• _The records_

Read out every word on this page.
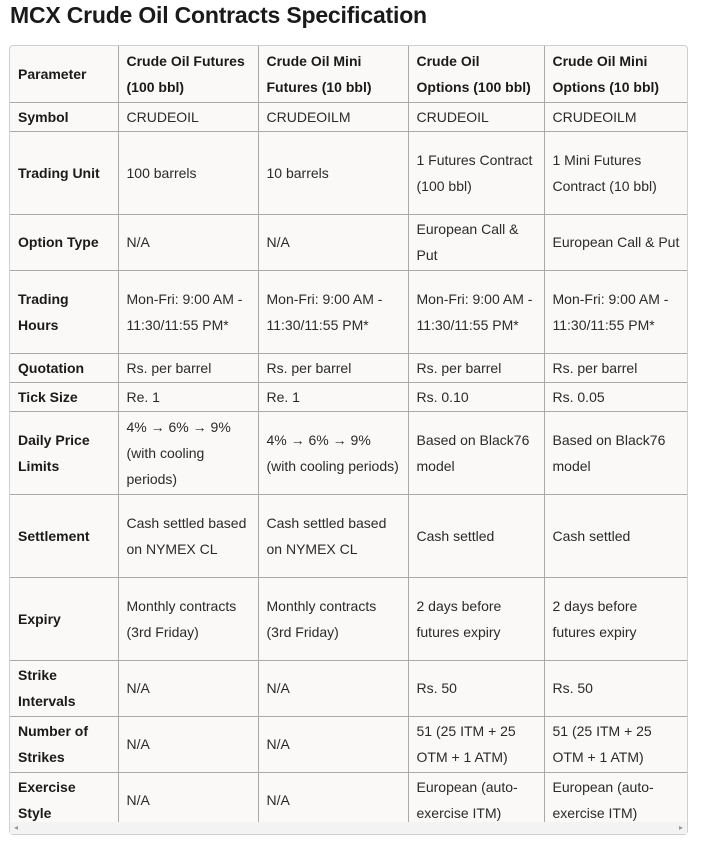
MCX Crude Oil Contracts Specification
Parameter	Crude Oil Futures (100 bbl)	Crude Oil Mini Futures (10 bbl)	Crude Oil Options (100 bbl)	Crude Oil Mini Options (10 bbl)
Symbol	CRUDEOIL	CRUDEOILM	CRUDEOIL	CRUDEOILM
Trading Unit	100 barrels	10 barrels	1 Futures Contract (100 bbl)	1 Mini Futures Contract (10 bbl)
Option Type	N/A	N/A	European Call & Put	European Call & Put
Trading Hours	Mon-Fri: 9:00 AM - 11:30/11:55 PM*	Mon-Fri: 9:00 AM - 11:30/11:55 PM*	Mon-Fri: 9:00 AM - 11:30/11:55 PM*	Mon-Fri: 9:00 AM - 11:30/11:55 PM*
Quotation	Rs. per barrel	Rs. per barrel	Rs. per barrel	Rs. per barrel
Tick Size	Re. 1	Re. 1	Rs. 0.10	Rs. 0.05
Daily Price Limits	4% → 6% → 9% (with cooling periods)	4% → 6% → 9% (with cooling periods)	Based on Black76 model	Based on Black76 model
Settlement	Cash settled based on NYMEX CL	Cash settled based on NYMEX CL	Cash settled	Cash settled
Expiry	Monthly contracts (3rd Friday)	Monthly contracts (3rd Friday)	2 days before futures expiry	2 days before futures expiry
Strike Intervals	N/A	N/A	Rs. 50	Rs. 50
Number of Strikes	N/A	N/A	51 (25 ITM + 25 OTM + 1 ATM)	51 (25 ITM + 25 OTM + 1 ATM)
Exercise Style	N/A	N/A	European (auto-exercise ITM)	European (auto-exercise ITM)
◂	▸
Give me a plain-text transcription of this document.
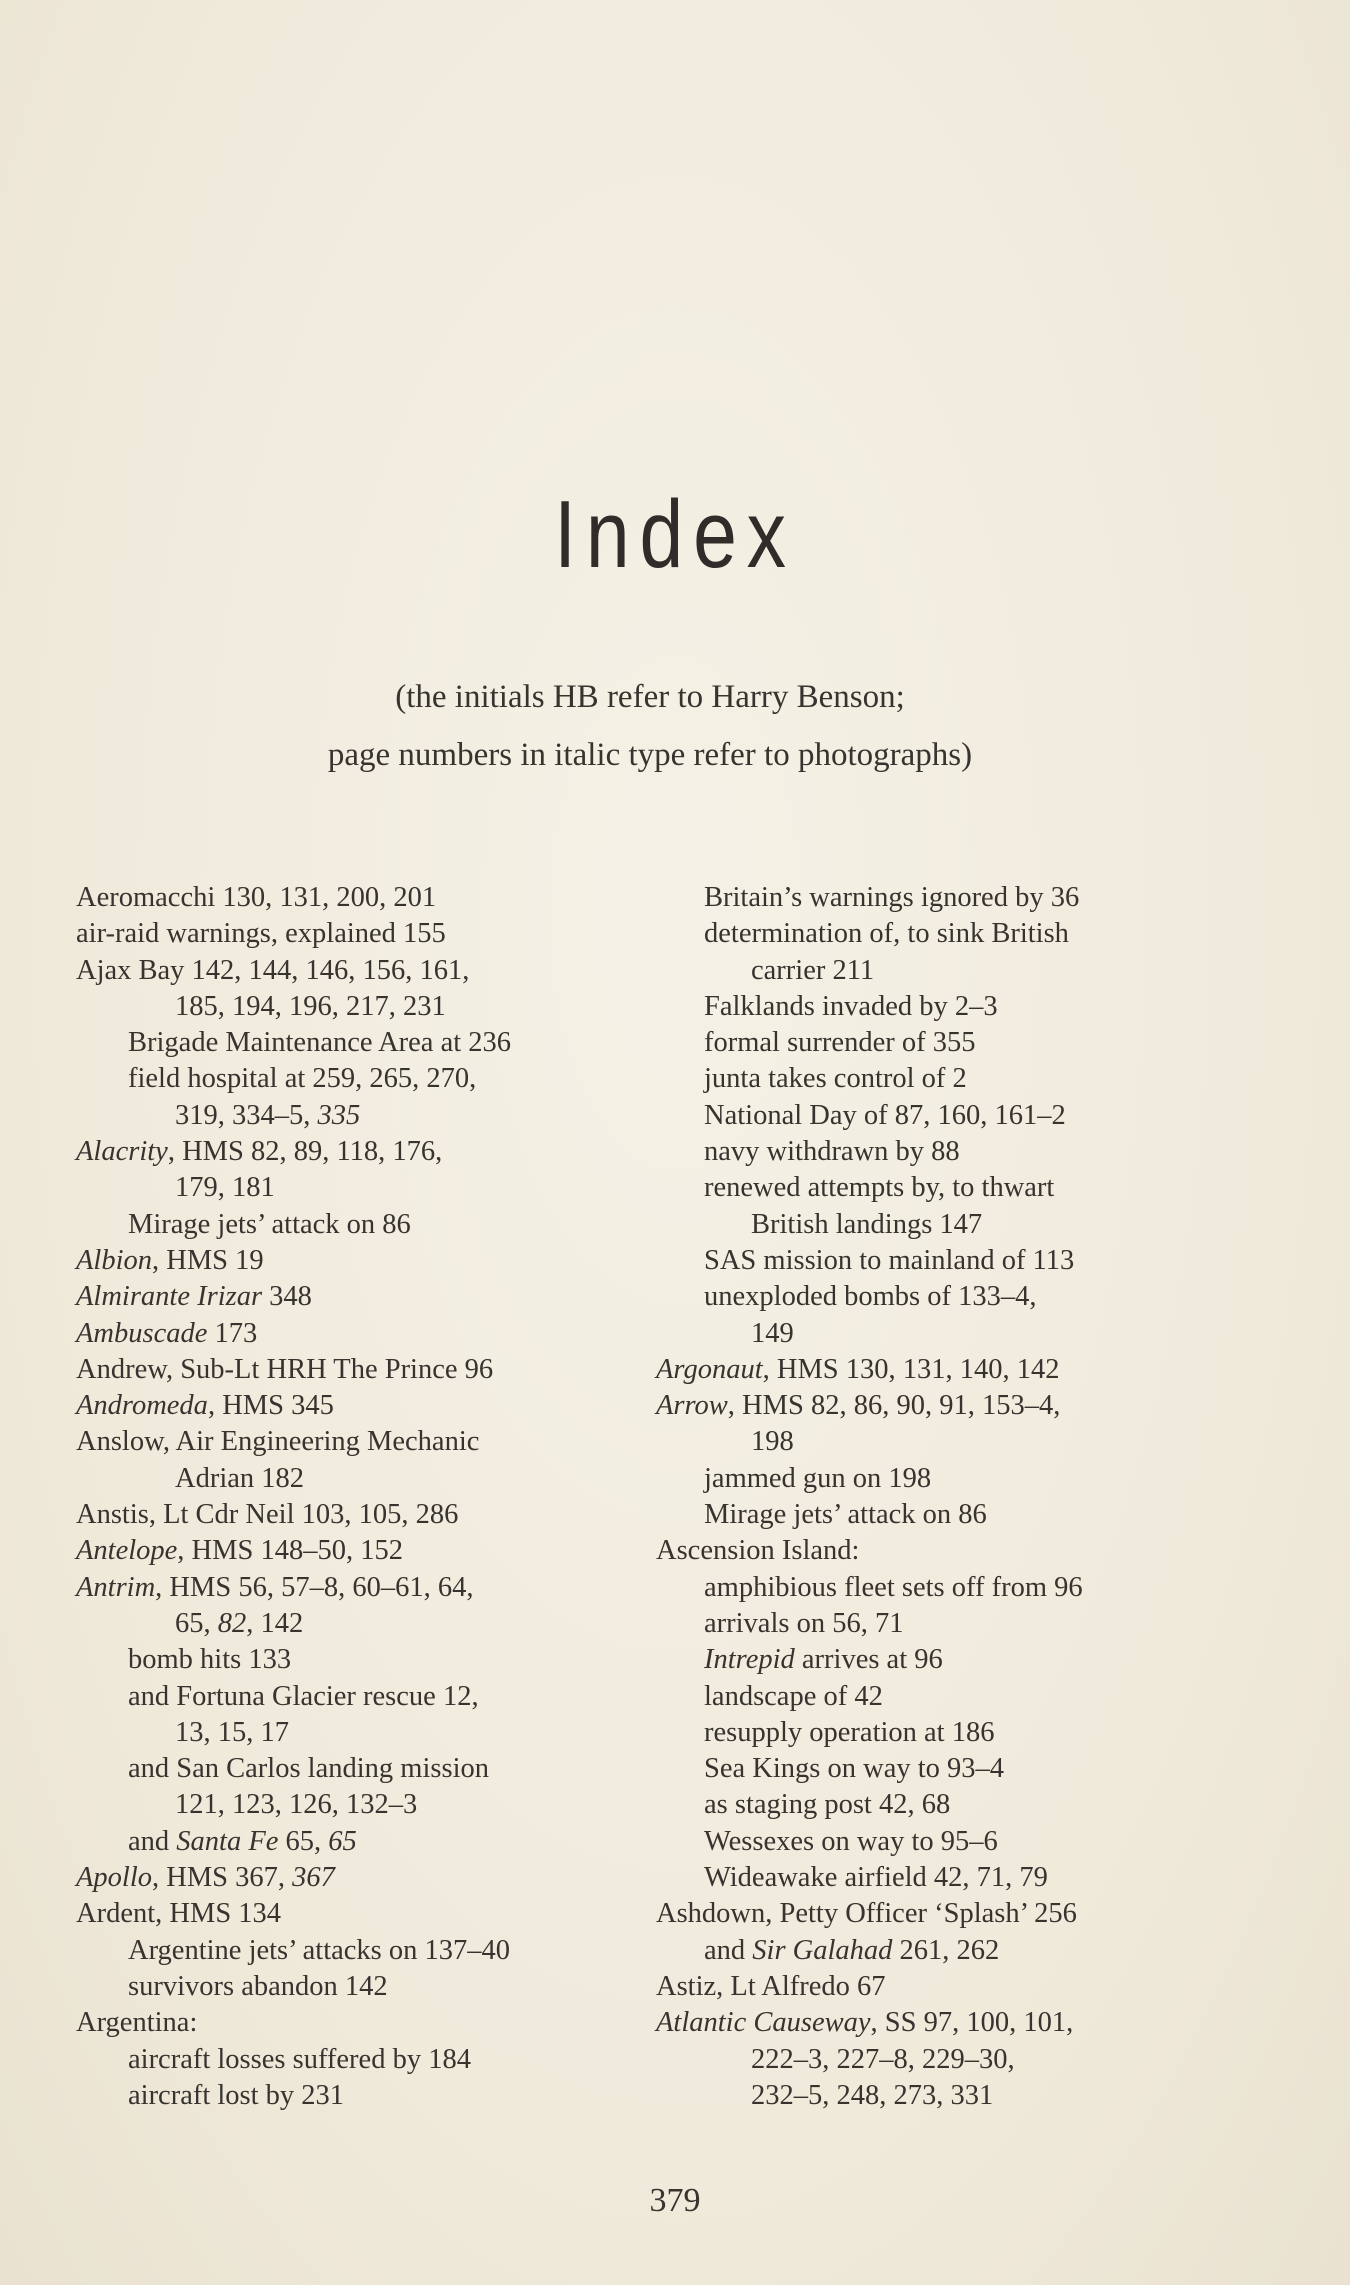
Index
(the initials HB refer to Harry Benson;
page numbers in italic type refer to photographs)
Aeromacchi 130, 131, 200, 201
air-raid warnings, explained 155
Ajax Bay 142, 144, 146, 156, 161,
185, 194, 196, 217, 231
Brigade Maintenance Area at 236
field hospital at 259, 265, 270,
319, 334–5, 335
Alacrity, HMS 82, 89, 118, 176,
179, 181
Mirage jets’ attack on 86
Albion, HMS 19
Almirante Irizar 348
Ambuscade 173
Andrew, Sub-Lt HRH The Prince 96
Andromeda, HMS 345
Anslow, Air Engineering Mechanic
Adrian 182
Anstis, Lt Cdr Neil 103, 105, 286
Antelope, HMS 148–50, 152
Antrim, HMS 56, 57–8, 60–61, 64,
65, 82, 142
bomb hits 133
and Fortuna Glacier rescue 12,
13, 15, 17
and San Carlos landing mission
121, 123, 126, 132–3
and Santa Fe 65, 65
Apollo, HMS 367, 367
Ardent, HMS 134
Argentine jets’ attacks on 137–40
survivors abandon 142
Argentina:
aircraft losses suffered by 184
aircraft lost by 231
Britain’s warnings ignored by 36
determination of, to sink British
carrier 211
Falklands invaded by 2–3
formal surrender of 355
junta takes control of 2
National Day of 87, 160, 161–2
navy withdrawn by 88
renewed attempts by, to thwart
British landings 147
SAS mission to mainland of 113
unexploded bombs of 133–4,
149
Argonaut, HMS 130, 131, 140, 142
Arrow, HMS 82, 86, 90, 91, 153–4,
198
jammed gun on 198
Mirage jets’ attack on 86
Ascension Island:
amphibious fleet sets off from 96
arrivals on 56, 71
Intrepid arrives at 96
landscape of 42
resupply operation at 186
Sea Kings on way to 93–4
as staging post 42, 68
Wessexes on way to 95–6
Wideawake airfield 42, 71, 79
Ashdown, Petty Officer ‘Splash’ 256
and Sir Galahad 261, 262
Astiz, Lt Alfredo 67
Atlantic Causeway, SS 97, 100, 101,
222–3, 227–8, 229–30,
232–5, 248, 273, 331
379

• _Task to carry out_
Quote the preceding records in their entirety, excluding every picture.

• _Result of this exercise_
Read out every word on this page.
MCX Crude Oil Contracts Specification
Parameter	Crude Oil Futures (100 bbl)	Crude Oil Mini Futures (10 bbl)	Crude Oil Options (100 bbl)	Crude Oil Mini Options (10 bbl)
Symbol	CRUDEOIL	CRUDEOILM	CRUDEOIL	CRUDEOILM
Trading Unit	100 barrels	10 barrels	1 Futures Contract (100 bbl)	1 Mini Futures Contract (10 bbl)
Option Type	N/A	N/A	European Call & Put	European Call & Put
Trading Hours	Mon-Fri: 9:00 AM - 11:30/11:55 PM*	Mon-Fri: 9:00 AM - 11:30/11:55 PM*	Mon-Fri: 9:00 AM - 11:30/11:55 PM*	Mon-Fri: 9:00 AM - 11:30/11:55 PM*
Quotation	Rs. per barrel	Rs. per barrel	Rs. per barrel	Rs. per barrel
Tick Size	Re. 1	Re. 1	Rs. 0.10	Rs. 0.05
Daily Price Limits	4% → 6% → 9% (with cooling periods)	4% → 6% → 9% (with cooling periods)	Based on Black76 model	Based on Black76 model
Settlement	Cash settled based on NYMEX CL	Cash settled based on NYMEX CL	Cash settled	Cash settled
Expiry	Monthly contracts (3rd Friday)	Monthly contracts (3rd Friday)	2 days before futures expiry	2 days before futures expiry
Strike Intervals	N/A	N/A	Rs. 50	Rs. 50
Number of Strikes	N/A	N/A	51 (25 ITM + 25 OTM + 1 ATM)	51 (25 ITM + 25 OTM + 1 ATM)
Exercise Style	N/A	N/A	European (auto-exercise ITM)	European (auto-exercise ITM)
◂	▸
Give me a plain-text transcription of this document.
Index
(the initials HB refer to Harry Benson;
page numbers in italic type refer to photographs)
Aeromacchi 130, 131, 200, 201
air-raid warnings, explained 155
Ajax Bay 142, 144, 146, 156, 161,
185, 194, 196, 217, 231
Brigade Maintenance Area at 236
field hospital at 259, 265, 270,
319, 334–5, 335
Alacrity, HMS 82, 89, 118, 176,
179, 181
Mirage jets’ attack on 86
Albion, HMS 19
Almirante Irizar 348
Ambuscade 173
Andrew, Sub-Lt HRH The Prince 96
Andromeda, HMS 345
Anslow, Air Engineering Mechanic
Adrian 182
Anstis, Lt Cdr Neil 103, 105, 286
Antelope, HMS 148–50, 152
Antrim, HMS 56, 57–8, 60–61, 64,
65, 82, 142
bomb hits 133
and Fortuna Glacier rescue 12,
13, 15, 17
and San Carlos landing mission
121, 123, 126, 132–3
and Santa Fe 65, 65
Apollo, HMS 367, 367
Ardent, HMS 134
Argentine jets’ attacks on 137–40
survivors abandon 142
Argentina:
aircraft losses suffered by 184
aircraft lost by 231
Britain’s warnings ignored by 36
determination of, to sink British
carrier 211
Falklands invaded by 2–3
formal surrender of 355
junta takes control of 2
National Day of 87, 160, 161–2
navy withdrawn by 88
renewed attempts by, to thwart
British landings 147
SAS mission to mainland of 113
unexploded bombs of 133–4,
149
Argonaut, HMS 130, 131, 140, 142
Arrow, HMS 82, 86, 90, 91, 153–4,
198
jammed gun on 198
Mirage jets’ attack on 86
Ascension Island:
amphibious fleet sets off from 96
arrivals on 56, 71
Intrepid arrives at 96
landscape of 42
resupply operation at 186
Sea Kings on way to 93–4
as staging post 42, 68
Wessexes on way to 95–6
Wideawake airfield 42, 71, 79
Ashdown, Petty Officer ‘Splash’ 256
and Sir Galahad 261, 262
Astiz, Lt Alfredo 67
Atlantic Causeway, SS 97, 100, 101,
222–3, 227–8, 229–30,
232–5, 248, 273, 331
379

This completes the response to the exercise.